◆ **WRITTEN EXERCISE 1**: In two sentences, what does the product-text notebook do?
◆ **WRITTEN EXERCISE 2**: Could you continue the product-text notebook from its last line?

◆ **EXTRACT PROVIDED**:
━━━━━━━━━━
In [1]:
import pandas as pd
import numpy as np
from sklearn.feature_extraction.text import TfidfVectorizer
import nltk
from nltk.corpus import stopwords
from nltk.stem import WordNetLemmatizer
import string
from sklearn.preprocessing import MinMaxScaler
from sklearn.metrics.pairwise import cosine_similarity
from tqdm import tqdm
from sklearn.model_selection import train_test_split
from sklearn.decomposition import PCA
import matplotlib.pyplot as plt

In [2]:
nltk.download('punkt_tab')
nltk.download('stopwords')
nltk.download('wordnet')

[nltk_data] Downloading package punkt_tab to /root/nltk_data...
[nltk_data]   Unzipping tokenizers/punkt_tab.zip.
[nltk_data] Downloading package stopwords to /root/nltk_data...
[nltk_data]   Unzipping corpora/stopwords.zip.
[nltk_data] Downloading package wordnet to /root/nltk_data...


True

In [3]:
def preprocess_text(text):
    # 1. Lowercase
    text = text.lower()

    # 2. Remove punctuation
    text = text.translate(str.maketrans('', '', string.punctuation))

    # 3. Tokenize
    tokens = nltk.word_tokenize(text)

    # 4. Remove stopwords
    stop_words = set(stopwords.words('english'))
    tokens = [t for t in tokens if t not in stop_words]

    # 5. Lemmatize
    lemmatizer = WordNetLemmatizer()
    tokens = [lemmatizer.lemmatize(t) for t in tokens]

    # 6. Return as string
    return ' '.join(tokens)

In [4]:
def encode_categories(df_products):
    df_categories = df_products[['category', 'group']]

    df_category = pd.get_dummies(df_categories['category'], prefix='leaf')
━━━━━━━━━━
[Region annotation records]
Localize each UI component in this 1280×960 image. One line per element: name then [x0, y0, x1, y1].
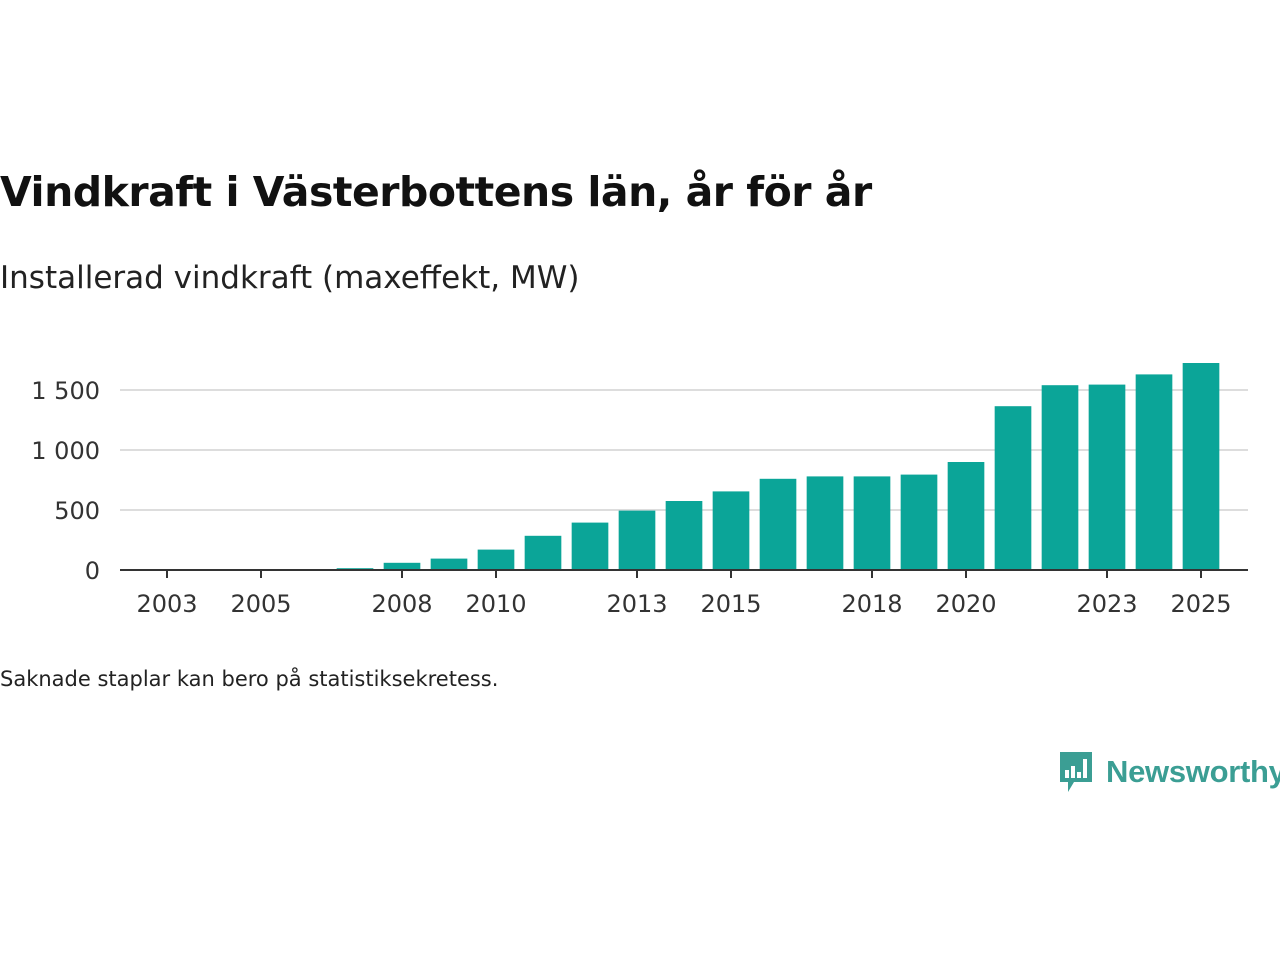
gridlines: [120, 389, 1248, 511]
bar-2015: 2015: 655: [712, 491, 750, 570]
x-tick-label: 2005: [230, 590, 291, 618]
bar-2021: 2021: 1365: [994, 406, 1032, 570]
bar-2008: 2008: 60: [383, 562, 421, 570]
bar-2025: 2025: 1725: [1182, 363, 1220, 570]
chart-title: Vindkraft i Västerbottens län, år för år: [0, 168, 872, 216]
x-tick-label: 2003: [136, 590, 197, 618]
bar-2010: 2010: 170: [477, 549, 515, 570]
newsworthy-brand: Newsworthy: [1058, 748, 1280, 796]
bar-chart: 2003: 02004: 02005: 02006: 02007: 152008…: [31, 363, 1248, 618]
x-tick-label: 2020: [935, 590, 996, 618]
y-tick-label: 1 500: [31, 377, 100, 405]
bar-2020: 2020: 900: [947, 462, 985, 570]
bar-2023: 2023: 1545: [1088, 384, 1126, 570]
bar-2011: 2011: 285: [524, 535, 562, 570]
y-tick-label: 0: [85, 557, 100, 585]
brand-name: Newsworthy: [1106, 754, 1280, 789]
y-tick-label: 1 000: [31, 437, 100, 465]
bar-2024: 2024: 1630: [1135, 374, 1173, 570]
x-tick-label: 2015: [700, 590, 761, 618]
x-tick-label: 2010: [465, 590, 526, 618]
x-tick-label: 2018: [841, 590, 902, 618]
newsworthy-logo-icon: [1060, 752, 1092, 792]
x-tick-label: 2008: [371, 590, 432, 618]
bar-2016: 2016: 760: [759, 478, 797, 570]
x-tick-label: 2013: [606, 590, 667, 618]
chart-subtitle: Installerad vindkraft (maxeffekt, MW): [0, 260, 580, 296]
footnote: Saknade staplar kan bero på statistiksek…: [0, 667, 499, 691]
bar-2018: 2018: 780: [853, 476, 891, 570]
x-tick-label: 2025: [1170, 590, 1231, 618]
bar-2009: 2009: 95: [430, 558, 468, 570]
x-tick-label: 2023: [1076, 590, 1137, 618]
bar-2013: 2013: 495: [618, 510, 656, 570]
bar-2014: 2014: 575: [665, 501, 703, 570]
axes: 0 500 1 000 1 500 2003 2005 2008 2010 2013 2015 20…: [31, 377, 1248, 618]
bar-2022: 2022: 1540: [1041, 385, 1079, 570]
bar-series: 2003: 02004: 02005: 02006: 02007: 152008…: [336, 363, 1220, 570]
bar-2012: 2012: 395: [571, 522, 609, 570]
bar-2017: 2017: 780: [806, 476, 844, 570]
y-tick-label: 500: [54, 497, 100, 525]
bar-2019: 2019: 795: [900, 474, 938, 570]
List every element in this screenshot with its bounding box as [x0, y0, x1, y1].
━━━━━━━━━━
◆ **WRITTEN REPLY 1**: The notebook imports pandas, NumPy, NLTK, scikit-learn tools, tqdm and Matplotlib, then downloads the NLTK punkt_tab, stopwords and wordnet packages. It defines a preprocess_text function that lowercases text, strips punctuation, tokenizes, drops English stopwords, lemmatizes and rejoins the tokens, and it begins an encode_categories function that one-hot encodes the category column with the prefix "leaf".

◆ **WRITTEN REPLY 2**:
    df_group = pd.get_dummies(df_categories['group'], prefix='group')

    df_cat = pd.concat([df_category, df_group], axis=1)

    df_cat.index = df_products['id']
    return df_cat

def encode_tags(df_products):
    # Tách các tags trong mỗi dòng thành list, loại bỏ khoảng trắng thừa
    tag_lists = df_products['tags'].fillna('').apply(lambda x: [tag.strip() for tag in x.split(',') if tag.strip()])

    # Lấy tập hợp tất cả các tag duy nhất
    all_tags = sorted(set(tag for tags in tag_lists for tag in tags))

    # Tạo cột one-hot cho từng tag
    tag_df = pd.DataFrame(0, index=df_products.index, columns=all_tags)

    for i, tags in enumerate(tag_lists):
        tag_df.loc[i, tags] = 1

    # Gán lại index là id nếu có
    if 'id' in df_products.columns:
        tag_df.index = df_products['id']

    return tag_df

def get_textual_features(df_products):
    df_products = df_products.copy()
    # Create combined column
    df_products['combined_text'] = df_products['name']

    # TF-IDF
    vectorizer = TfidfVectorizer()
    tfidf_matrix = vectorizer.fit_transform(df_products['combined_text'])

    # Convert TF-IDF matrix to DataFrame
    tfidf_df = pd.DataFrame(tfidf_matrix.toarray(),
                            index=df_products['id'],
                            columns=vectorizer.get_feature_names_out())

    return tfidf_df

def encode_brand(df_products):
    df_brands = pd.get_dummies(df_products['brand']).astype(float)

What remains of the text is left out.